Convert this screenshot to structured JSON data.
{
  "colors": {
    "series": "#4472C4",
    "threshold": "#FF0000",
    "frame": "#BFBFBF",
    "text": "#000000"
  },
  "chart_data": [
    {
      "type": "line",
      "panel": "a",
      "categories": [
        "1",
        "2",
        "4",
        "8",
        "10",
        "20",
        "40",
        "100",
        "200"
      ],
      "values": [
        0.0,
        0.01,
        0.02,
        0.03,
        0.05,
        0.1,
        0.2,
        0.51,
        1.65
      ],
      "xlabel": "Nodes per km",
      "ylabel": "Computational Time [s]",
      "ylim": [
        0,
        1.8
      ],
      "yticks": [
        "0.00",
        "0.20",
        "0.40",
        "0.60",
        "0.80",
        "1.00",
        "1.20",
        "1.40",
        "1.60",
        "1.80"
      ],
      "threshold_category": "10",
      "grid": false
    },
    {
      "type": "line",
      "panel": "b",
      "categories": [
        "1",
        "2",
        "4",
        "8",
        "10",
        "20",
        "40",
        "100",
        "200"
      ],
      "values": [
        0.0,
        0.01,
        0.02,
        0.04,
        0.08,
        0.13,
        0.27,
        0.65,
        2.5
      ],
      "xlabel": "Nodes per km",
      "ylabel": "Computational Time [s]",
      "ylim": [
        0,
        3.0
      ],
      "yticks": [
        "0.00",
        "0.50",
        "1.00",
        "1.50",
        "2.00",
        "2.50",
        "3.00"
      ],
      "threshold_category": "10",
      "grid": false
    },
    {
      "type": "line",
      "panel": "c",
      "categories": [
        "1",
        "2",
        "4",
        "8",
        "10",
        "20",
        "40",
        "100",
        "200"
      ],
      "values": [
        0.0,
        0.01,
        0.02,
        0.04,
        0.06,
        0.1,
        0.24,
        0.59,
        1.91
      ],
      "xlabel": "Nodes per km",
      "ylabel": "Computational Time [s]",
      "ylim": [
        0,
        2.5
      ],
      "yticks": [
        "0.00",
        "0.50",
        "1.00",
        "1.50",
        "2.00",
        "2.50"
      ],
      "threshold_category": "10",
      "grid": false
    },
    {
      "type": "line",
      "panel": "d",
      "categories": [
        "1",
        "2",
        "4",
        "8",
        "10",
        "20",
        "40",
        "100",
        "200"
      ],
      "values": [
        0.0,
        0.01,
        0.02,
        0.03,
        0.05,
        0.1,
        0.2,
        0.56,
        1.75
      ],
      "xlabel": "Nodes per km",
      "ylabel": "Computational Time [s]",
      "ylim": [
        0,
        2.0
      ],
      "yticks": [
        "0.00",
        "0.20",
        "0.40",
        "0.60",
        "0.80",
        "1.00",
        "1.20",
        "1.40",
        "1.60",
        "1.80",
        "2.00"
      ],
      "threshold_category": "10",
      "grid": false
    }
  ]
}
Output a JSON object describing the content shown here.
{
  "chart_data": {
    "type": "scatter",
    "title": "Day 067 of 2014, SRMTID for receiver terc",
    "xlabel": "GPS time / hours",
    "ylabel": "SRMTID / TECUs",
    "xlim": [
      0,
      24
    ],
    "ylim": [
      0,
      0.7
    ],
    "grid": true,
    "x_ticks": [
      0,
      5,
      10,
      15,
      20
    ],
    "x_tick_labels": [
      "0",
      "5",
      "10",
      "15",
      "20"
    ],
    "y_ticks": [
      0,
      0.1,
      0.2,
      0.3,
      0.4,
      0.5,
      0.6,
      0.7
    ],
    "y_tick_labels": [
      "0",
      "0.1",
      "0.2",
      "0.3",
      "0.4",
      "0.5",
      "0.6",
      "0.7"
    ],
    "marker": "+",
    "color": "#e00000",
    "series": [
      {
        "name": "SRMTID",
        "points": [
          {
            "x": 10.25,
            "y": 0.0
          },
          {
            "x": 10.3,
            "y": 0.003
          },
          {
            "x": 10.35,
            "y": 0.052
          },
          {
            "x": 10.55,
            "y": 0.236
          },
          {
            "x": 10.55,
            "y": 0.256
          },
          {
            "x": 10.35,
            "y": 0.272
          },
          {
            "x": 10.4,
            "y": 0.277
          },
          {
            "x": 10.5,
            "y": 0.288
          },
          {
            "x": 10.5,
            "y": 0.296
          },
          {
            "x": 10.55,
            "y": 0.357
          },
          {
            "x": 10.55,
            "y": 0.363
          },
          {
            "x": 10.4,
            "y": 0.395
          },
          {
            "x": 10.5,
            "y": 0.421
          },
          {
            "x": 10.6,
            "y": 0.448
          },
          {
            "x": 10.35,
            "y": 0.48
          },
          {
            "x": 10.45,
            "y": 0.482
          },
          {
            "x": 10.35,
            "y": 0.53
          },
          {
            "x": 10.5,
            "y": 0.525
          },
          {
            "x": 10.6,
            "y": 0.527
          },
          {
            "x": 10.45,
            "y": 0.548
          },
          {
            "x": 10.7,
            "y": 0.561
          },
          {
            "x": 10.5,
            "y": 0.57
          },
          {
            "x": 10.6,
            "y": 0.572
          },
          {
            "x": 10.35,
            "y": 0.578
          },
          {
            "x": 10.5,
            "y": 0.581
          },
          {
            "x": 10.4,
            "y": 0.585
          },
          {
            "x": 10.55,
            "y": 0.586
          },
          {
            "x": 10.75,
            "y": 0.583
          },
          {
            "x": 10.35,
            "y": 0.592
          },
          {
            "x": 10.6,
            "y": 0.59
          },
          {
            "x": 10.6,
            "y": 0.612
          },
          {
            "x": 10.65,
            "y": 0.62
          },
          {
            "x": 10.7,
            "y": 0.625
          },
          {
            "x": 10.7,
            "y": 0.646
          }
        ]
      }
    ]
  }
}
^^^^^^^^^^^^^^^^
- [EXERCISE PROMPT]:
Each line of the material above must be retyped precisely.

- [SOLUTION TO THIS TASK]:
Convert this screenshot to structured JSON data.
{
  "colors": {
    "series": "#4472C4",
    "threshold": "#FF0000",
    "frame": "#BFBFBF",
    "text": "#000000"
  },
  "chart_data": [
    {
      "type": "line",
      "panel": "a",
      "categories": [
        "1",
        "2",
        "4",
        "8",
        "10",
        "20",
        "40",
        "100",
        "200"
      ],
      "values": [
        0.0,
        0.01,
        0.02,
        0.03,
        0.05,
        0.1,
        0.2,
        0.51,
        1.65
      ],
      "xlabel": "Nodes per km",
      "ylabel": "Computational Time [s]",
      "ylim": [
        0,
        1.8
      ],
      "yticks": [
        "0.00",
        "0.20",
        "0.40",
        "0.60",
        "0.80",
        "1.00",
        "1.20",
        "1.40",
        "1.60",
        "1.80"
      ],
      "threshold_category": "10",
      "grid": false
    },
    {
      "type": "line",
      "panel": "b",
      "categories": [
        "1",
        "2",
        "4",
        "8",
        "10",
        "20",
        "40",
        "100",
        "200"
      ],
      "values": [
        0.0,
        0.01,
        0.02,
        0.04,
        0.08,
        0.13,
        0.27,
        0.65,
        2.5
      ],
      "xlabel": "Nodes per km",
      "ylabel": "Computational Time [s]",
      "ylim": [
        0,
        3.0
      ],
      "yticks": [
        "0.00",
        "0.50",
        "1.00",
        "1.50",
        "2.00",
        "2.50",
        "3.00"
      ],
      "threshold_category": "10",
      "grid": false
    },
    {
      "type": "line",
      "panel": "c",
      "categories": [
        "1",
        "2",
        "4",
        "8",
        "10",
        "20",
        "40",
        "100",
        "200"
      ],
      "values": [
        0.0,
        0.01,
        0.02,
        0.04,
        0.06,
        0.1,
        0.24,
        0.59,
        1.91
      ],
      "xlabel": "Nodes per km",
      "ylabel": "Computational Time [s]",
      "ylim": [
        0,
        2.5
      ],
      "yticks": [
        "0.00",
        "0.50",
        "1.00",
        "1.50",
        "2.00",
        "2.50"
      ],
      "threshold_category": "10",
      "grid": false
    },
    {
      "type": "line",
      "panel": "d",
      "categories": [
        "1",
        "2",
        "4",
        "8",
        "10",
        "20",
        "40",
        "100",
        "200"
      ],
      "values": [
        0.0,
        0.01,
        0.02,
        0.03,
        0.05,
        0.1,
        0.2,
        0.56,
        1.75
      ],
      "xlabel": "Nodes per km",
      "ylabel": "Computational Time [s]",
      "ylim": [
        0,
        2.0
      ],
      "yticks": [
        "0.00",
        "0.20",
        "0.40",
        "0.60",
        "0.80",
        "1.00",
        "1.20",
        "1.40",
        "1.60",
        "1.80",
        "2.00"
      ],
      "threshold_category": "10",
      "grid": false
    }
  ]
}
Output a JSON object describing the content shown here.
{
  "chart_data": {
    "type": "scatter",
    "title": "Day 067 of 2014, SRMTID for receiver terc",
    "xlabel": "GPS time / hours",
    "ylabel": "SRMTID / TECUs",
    "xlim": [
      0,
      24
    ],
    "ylim": [
      0,
      0.7
    ],
    "grid": true,
    "x_ticks": [
      0,
      5,
      10,
      15,
      20
    ],
    "x_tick_labels": [
      "0",
      "5",
      "10",
      "15",
      "20"
    ],
    "y_ticks": [
      0,
      0.1,
      0.2,
      0.3,
      0.4,
      0.5,
      0.6,
      0.7
    ],
    "y_tick_labels": [
      "0",
      "0.1",
      "0.2",
      "0.3",
      "0.4",
      "0.5",
      "0.6",
      "0.7"
    ],
    "marker": "+",
    "color": "#e00000",
    "series": [
      {
        "name": "SRMTID",
        "points": [
          {
            "x": 10.25,
            "y": 0.0
          },
          {
            "x": 10.3,
            "y": 0.003
          },
          {
            "x": 10.35,
            "y": 0.052
          },
          {
            "x": 10.55,
            "y": 0.236
          },
          {
            "x": 10.55,
            "y": 0.256
          },
          {
            "x": 10.35,
            "y": 0.272
          },
          {
            "x": 10.4,
            "y": 0.277
          },
          {
            "x": 10.5,
            "y": 0.288
          },
          {
            "x": 10.5,
            "y": 0.296
          },
          {
            "x": 10.55,
            "y": 0.357
          },
          {
            "x": 10.55,
            "y": 0.363
          },
          {
            "x": 10.4,
            "y": 0.395
          },
          {
            "x": 10.5,
            "y": 0.421
          },
          {
            "x": 10.6,
            "y": 0.448
          },
          {
            "x": 10.35,
            "y": 0.48
          },
          {
            "x": 10.45,
            "y": 0.482
          },
          {
            "x": 10.35,
            "y": 0.53
          },
          {
            "x": 10.5,
            "y": 0.525
          },
          {
            "x": 10.6,
            "y": 0.527
          },
          {
            "x": 10.45,
            "y": 0.548
          },
          {
            "x": 10.7,
            "y": 0.561
          },
          {
            "x": 10.5,
            "y": 0.57
          },
          {
            "x": 10.6,
            "y": 0.572
          },
          {
            "x": 10.35,
            "y": 0.578
          },
          {
            "x": 10.5,
            "y": 0.581
          },
          {
            "x": 10.4,
            "y": 0.585
          },
          {
            "x": 10.55,
            "y": 0.586
          },
          {
            "x": 10.75,
            "y": 0.583
          },
          {
            "x": 10.35,
            "y": 0.592
          },
          {
            "x": 10.6,
            "y": 0.59
          },
          {
            "x": 10.6,
            "y": 0.612
          },
          {
            "x": 10.65,
            "y": 0.62
          },
          {
            "x": 10.7,
            "y": 0.625
          },
          {
            "x": 10.7,
            "y": 0.646
          }
        ]
      }
    ]
  }
}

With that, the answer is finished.